Locate and copy each line in the data that contains the word "Model".
··· Records provided ···
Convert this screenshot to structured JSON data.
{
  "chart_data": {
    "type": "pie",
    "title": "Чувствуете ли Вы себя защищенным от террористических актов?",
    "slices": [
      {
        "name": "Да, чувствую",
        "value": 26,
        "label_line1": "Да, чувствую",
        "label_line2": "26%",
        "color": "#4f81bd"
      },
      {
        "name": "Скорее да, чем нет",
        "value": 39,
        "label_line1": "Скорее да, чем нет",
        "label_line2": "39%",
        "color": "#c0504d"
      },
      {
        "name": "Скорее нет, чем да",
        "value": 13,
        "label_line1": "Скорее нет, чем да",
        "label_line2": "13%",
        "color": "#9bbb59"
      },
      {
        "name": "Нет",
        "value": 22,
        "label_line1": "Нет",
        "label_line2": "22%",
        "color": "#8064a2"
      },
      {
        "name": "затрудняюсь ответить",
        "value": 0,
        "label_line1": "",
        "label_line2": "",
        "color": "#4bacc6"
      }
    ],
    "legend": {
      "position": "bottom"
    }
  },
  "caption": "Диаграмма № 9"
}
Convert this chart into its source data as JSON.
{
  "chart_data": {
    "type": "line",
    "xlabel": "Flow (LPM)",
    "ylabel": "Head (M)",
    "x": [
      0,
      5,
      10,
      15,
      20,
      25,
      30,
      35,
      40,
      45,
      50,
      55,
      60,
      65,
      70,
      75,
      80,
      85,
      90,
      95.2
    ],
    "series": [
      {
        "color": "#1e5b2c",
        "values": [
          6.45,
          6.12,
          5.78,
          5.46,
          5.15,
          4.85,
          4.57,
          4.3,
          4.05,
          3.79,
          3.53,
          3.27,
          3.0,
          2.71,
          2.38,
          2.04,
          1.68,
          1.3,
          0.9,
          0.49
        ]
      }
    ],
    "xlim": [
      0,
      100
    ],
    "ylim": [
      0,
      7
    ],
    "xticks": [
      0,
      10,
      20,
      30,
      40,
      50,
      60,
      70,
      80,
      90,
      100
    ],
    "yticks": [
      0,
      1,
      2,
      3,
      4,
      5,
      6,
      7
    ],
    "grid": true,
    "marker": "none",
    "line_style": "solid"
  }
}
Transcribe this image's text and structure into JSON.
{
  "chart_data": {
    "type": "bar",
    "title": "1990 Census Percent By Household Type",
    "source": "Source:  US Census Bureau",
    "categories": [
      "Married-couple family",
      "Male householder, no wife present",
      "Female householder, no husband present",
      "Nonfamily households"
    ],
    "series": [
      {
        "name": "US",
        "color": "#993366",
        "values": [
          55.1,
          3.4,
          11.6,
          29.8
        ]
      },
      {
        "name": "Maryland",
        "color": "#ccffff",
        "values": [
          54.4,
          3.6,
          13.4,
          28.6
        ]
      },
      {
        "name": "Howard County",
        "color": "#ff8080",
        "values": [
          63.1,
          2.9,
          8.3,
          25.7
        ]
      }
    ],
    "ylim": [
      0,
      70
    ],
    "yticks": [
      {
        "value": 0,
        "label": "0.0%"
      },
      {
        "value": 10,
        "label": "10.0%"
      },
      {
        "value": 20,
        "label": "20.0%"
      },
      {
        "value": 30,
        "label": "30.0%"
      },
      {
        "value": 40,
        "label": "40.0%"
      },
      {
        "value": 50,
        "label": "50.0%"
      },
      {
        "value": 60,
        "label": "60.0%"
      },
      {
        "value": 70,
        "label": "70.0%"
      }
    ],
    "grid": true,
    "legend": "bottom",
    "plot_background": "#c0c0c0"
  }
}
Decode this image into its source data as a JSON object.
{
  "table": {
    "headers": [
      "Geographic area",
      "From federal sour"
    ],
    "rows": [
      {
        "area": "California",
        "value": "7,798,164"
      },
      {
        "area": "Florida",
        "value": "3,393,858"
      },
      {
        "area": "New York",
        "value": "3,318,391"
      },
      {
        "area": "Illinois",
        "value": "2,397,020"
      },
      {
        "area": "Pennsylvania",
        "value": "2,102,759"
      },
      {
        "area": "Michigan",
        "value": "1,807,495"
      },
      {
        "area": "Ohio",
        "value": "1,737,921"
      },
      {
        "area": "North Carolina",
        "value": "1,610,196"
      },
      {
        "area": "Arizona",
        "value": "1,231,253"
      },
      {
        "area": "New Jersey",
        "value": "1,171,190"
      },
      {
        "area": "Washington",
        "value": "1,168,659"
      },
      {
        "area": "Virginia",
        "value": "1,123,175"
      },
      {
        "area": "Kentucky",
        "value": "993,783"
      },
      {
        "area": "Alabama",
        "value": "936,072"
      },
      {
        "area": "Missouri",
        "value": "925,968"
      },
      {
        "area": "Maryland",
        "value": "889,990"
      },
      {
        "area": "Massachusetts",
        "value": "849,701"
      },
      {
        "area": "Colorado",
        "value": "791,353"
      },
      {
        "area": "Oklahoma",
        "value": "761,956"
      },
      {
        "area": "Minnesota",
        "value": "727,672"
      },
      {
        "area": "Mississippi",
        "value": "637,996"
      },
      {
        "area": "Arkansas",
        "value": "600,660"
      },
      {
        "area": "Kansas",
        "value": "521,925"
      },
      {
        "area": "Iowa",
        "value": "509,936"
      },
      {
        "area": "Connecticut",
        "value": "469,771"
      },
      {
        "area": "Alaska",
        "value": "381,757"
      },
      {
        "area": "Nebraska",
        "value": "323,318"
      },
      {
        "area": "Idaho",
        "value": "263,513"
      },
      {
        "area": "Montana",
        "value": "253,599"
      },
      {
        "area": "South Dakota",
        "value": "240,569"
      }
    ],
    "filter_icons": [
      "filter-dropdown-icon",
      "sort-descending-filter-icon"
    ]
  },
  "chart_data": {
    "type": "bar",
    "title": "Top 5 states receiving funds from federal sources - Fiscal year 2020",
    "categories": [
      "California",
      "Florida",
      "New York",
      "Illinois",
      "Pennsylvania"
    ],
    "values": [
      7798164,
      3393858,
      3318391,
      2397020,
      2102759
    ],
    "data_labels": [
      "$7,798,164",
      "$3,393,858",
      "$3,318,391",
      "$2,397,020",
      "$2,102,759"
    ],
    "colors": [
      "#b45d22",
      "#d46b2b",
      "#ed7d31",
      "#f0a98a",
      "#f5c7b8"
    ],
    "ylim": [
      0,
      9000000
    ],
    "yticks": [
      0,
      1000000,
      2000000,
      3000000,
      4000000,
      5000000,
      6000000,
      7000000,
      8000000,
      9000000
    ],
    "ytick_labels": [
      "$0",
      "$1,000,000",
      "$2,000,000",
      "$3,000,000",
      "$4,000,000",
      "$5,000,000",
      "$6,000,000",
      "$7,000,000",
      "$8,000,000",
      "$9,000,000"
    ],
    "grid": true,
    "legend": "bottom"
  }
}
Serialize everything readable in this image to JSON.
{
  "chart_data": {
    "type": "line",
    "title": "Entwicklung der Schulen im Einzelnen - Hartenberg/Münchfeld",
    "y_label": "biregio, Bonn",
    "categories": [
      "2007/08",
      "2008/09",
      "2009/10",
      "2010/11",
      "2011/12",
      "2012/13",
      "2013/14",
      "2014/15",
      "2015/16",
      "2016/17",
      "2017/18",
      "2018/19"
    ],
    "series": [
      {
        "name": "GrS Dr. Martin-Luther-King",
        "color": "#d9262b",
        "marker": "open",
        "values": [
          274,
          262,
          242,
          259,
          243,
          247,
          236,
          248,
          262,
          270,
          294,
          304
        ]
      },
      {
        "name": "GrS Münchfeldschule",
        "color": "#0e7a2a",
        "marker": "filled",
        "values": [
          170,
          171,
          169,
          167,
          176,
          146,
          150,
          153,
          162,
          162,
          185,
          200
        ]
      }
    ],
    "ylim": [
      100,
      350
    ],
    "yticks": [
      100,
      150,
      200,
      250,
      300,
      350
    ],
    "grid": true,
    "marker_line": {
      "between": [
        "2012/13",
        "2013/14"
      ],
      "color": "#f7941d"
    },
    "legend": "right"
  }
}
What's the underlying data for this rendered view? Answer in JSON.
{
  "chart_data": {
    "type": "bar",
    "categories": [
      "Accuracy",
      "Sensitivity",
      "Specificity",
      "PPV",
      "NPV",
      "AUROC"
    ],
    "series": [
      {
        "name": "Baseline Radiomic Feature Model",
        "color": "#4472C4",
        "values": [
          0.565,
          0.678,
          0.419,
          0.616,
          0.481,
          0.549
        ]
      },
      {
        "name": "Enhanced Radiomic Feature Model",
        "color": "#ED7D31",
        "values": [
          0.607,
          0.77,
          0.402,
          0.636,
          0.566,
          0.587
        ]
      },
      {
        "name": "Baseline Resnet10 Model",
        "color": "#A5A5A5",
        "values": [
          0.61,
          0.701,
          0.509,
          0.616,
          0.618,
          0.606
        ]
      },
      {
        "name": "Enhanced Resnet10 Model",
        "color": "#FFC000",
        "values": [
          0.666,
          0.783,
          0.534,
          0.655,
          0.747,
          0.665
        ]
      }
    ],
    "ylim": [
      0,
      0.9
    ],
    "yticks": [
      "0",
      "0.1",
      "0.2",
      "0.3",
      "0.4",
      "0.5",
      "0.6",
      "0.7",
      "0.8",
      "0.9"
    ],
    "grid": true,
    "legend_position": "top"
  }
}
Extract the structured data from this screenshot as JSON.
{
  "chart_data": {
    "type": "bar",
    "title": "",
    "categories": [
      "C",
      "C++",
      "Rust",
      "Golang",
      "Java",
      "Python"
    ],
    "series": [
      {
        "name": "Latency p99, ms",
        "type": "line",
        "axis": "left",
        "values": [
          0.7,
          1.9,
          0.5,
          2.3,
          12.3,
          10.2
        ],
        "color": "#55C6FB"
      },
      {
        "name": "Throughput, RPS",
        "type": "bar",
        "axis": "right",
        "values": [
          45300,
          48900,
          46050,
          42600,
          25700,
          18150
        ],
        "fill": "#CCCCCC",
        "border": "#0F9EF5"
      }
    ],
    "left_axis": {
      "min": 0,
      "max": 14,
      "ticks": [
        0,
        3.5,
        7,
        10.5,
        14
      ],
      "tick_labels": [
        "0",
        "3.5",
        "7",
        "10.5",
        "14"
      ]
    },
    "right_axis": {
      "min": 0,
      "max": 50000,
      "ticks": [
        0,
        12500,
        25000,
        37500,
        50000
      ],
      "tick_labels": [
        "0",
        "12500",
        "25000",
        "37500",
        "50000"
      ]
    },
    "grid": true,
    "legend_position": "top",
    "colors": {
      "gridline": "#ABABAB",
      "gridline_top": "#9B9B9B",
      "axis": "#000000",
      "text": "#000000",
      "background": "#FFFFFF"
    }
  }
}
···
▸ **Reply**
        "name": "Baseline Radiomic Feature Model",
        "name": "Enhanced Radiomic Feature Model",
        "name": "Baseline Resnet10 Model",
        "name": "Enhanced Resnet10 Model",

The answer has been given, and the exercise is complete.